Record excerpts:
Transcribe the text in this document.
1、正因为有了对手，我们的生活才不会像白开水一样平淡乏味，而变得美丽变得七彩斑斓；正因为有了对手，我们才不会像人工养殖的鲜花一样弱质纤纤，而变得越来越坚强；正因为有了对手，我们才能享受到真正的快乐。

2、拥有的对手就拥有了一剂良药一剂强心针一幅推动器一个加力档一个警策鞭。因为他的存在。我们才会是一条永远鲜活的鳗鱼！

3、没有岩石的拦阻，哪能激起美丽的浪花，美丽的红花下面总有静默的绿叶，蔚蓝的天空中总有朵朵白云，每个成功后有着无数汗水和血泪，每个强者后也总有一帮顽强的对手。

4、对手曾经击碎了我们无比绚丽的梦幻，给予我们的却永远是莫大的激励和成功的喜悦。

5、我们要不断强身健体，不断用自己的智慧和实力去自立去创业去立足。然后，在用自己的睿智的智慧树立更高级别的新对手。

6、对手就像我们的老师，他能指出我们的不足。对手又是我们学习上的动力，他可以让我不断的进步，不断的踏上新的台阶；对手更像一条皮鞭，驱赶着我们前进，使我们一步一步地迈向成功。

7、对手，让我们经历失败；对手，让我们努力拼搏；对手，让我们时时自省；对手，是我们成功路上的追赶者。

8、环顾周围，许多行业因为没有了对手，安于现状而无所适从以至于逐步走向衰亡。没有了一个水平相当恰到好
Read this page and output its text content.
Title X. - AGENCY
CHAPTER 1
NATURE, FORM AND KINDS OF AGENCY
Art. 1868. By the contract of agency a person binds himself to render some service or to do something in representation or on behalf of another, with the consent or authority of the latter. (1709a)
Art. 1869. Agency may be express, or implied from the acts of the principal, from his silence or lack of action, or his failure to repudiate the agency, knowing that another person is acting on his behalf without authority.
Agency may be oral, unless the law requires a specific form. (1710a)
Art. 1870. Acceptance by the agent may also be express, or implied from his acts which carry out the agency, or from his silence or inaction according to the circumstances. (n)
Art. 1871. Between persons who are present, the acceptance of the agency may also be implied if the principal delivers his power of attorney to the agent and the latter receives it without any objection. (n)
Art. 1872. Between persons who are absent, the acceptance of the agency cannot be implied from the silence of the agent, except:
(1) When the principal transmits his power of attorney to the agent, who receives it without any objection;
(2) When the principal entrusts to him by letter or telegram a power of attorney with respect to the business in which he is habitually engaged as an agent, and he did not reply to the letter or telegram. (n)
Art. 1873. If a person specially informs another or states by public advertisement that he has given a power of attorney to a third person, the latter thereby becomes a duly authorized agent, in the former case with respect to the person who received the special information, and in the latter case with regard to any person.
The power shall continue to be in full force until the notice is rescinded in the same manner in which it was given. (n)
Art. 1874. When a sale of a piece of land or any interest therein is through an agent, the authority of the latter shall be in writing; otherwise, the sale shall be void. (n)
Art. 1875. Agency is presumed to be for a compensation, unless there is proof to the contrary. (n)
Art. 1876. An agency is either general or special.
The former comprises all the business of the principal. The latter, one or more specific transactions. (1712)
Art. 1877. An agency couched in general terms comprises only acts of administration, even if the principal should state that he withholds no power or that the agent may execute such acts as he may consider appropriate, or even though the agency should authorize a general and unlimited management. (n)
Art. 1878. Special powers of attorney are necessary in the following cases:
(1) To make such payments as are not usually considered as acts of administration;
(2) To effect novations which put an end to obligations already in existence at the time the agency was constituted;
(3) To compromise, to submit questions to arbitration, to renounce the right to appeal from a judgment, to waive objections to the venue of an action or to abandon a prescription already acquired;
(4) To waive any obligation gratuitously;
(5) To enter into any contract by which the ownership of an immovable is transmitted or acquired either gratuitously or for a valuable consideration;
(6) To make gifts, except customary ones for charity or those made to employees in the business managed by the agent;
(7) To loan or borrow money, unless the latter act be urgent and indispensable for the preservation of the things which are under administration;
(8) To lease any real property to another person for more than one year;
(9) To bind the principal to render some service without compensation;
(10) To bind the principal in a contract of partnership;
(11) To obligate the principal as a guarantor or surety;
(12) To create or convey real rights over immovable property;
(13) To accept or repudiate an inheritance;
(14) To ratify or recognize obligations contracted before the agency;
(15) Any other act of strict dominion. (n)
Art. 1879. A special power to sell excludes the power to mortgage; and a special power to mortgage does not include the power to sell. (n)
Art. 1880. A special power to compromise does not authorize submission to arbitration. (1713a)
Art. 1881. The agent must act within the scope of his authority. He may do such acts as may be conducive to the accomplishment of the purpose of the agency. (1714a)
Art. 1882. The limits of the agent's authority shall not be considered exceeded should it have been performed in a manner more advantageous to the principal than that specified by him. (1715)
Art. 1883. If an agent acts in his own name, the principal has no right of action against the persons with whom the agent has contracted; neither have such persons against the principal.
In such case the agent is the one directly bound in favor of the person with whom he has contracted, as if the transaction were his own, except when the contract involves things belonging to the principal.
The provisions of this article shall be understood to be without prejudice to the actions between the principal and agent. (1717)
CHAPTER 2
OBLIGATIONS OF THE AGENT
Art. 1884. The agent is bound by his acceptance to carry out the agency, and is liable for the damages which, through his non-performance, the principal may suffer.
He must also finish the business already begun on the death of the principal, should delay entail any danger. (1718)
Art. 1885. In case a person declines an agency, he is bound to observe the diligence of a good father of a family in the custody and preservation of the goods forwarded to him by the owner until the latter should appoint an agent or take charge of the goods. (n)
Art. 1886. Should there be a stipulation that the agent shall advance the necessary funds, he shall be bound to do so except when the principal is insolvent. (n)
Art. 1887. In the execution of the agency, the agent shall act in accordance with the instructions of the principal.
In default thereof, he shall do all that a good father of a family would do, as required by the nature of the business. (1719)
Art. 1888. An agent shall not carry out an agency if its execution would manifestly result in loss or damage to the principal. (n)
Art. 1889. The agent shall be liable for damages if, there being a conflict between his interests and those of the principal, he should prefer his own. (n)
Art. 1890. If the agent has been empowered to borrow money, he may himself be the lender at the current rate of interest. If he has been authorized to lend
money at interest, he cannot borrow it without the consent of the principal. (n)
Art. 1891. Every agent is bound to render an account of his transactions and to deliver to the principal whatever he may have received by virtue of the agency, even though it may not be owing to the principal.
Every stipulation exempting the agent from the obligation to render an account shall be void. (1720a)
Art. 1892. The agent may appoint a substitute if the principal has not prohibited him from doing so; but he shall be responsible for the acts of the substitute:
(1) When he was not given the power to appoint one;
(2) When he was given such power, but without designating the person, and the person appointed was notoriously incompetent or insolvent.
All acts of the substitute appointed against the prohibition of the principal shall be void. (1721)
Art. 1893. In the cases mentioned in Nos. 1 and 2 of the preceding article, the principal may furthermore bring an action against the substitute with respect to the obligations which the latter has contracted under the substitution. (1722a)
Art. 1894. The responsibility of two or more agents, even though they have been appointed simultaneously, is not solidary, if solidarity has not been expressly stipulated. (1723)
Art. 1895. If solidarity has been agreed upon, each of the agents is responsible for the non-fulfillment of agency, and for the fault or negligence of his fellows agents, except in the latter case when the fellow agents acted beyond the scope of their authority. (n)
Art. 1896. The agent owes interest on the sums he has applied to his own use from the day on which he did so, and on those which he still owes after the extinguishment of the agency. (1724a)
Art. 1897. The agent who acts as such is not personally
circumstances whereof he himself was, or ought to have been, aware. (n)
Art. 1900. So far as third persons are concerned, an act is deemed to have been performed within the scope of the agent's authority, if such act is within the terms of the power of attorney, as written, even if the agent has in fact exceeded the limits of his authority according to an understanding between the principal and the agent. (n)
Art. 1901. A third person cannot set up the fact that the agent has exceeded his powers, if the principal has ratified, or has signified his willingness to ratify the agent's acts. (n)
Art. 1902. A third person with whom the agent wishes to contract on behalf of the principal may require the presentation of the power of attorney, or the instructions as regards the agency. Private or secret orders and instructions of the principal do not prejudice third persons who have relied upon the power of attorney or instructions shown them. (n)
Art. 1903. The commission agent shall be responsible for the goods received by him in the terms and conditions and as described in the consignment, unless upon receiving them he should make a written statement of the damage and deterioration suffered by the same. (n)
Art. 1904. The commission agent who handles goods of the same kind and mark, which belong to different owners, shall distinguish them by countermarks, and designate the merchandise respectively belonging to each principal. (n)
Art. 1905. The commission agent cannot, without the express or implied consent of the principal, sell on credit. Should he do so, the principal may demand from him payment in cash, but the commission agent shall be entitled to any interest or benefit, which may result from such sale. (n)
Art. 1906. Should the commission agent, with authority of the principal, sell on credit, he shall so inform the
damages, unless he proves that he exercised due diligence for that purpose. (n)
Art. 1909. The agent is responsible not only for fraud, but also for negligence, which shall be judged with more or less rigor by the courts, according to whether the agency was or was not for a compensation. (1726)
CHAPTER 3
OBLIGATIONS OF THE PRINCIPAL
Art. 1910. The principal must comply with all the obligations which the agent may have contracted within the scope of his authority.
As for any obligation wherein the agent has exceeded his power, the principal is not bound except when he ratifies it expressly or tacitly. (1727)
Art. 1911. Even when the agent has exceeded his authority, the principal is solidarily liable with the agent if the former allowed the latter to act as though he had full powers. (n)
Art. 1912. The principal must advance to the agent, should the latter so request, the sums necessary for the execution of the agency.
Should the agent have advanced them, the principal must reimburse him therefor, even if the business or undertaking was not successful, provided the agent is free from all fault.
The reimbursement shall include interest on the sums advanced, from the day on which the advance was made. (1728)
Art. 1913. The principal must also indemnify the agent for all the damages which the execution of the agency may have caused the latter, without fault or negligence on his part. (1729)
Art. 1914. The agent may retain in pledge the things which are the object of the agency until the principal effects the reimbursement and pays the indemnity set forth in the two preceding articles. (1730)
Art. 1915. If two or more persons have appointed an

Set problem:
Among the records above, find each line holding the string "family" and pull it out.

Result of the exercise:
Art. 1885. In case a person declines an agency, he is bound to observe the diligence of a good father of a family in the custody and preservation of the goods forwarded to him by the owner until the latter should appoint an agent or take charge of the goods. (n)
In default thereof, he shall do all that a good father of a family would do, as required by the nature of the business. (1719)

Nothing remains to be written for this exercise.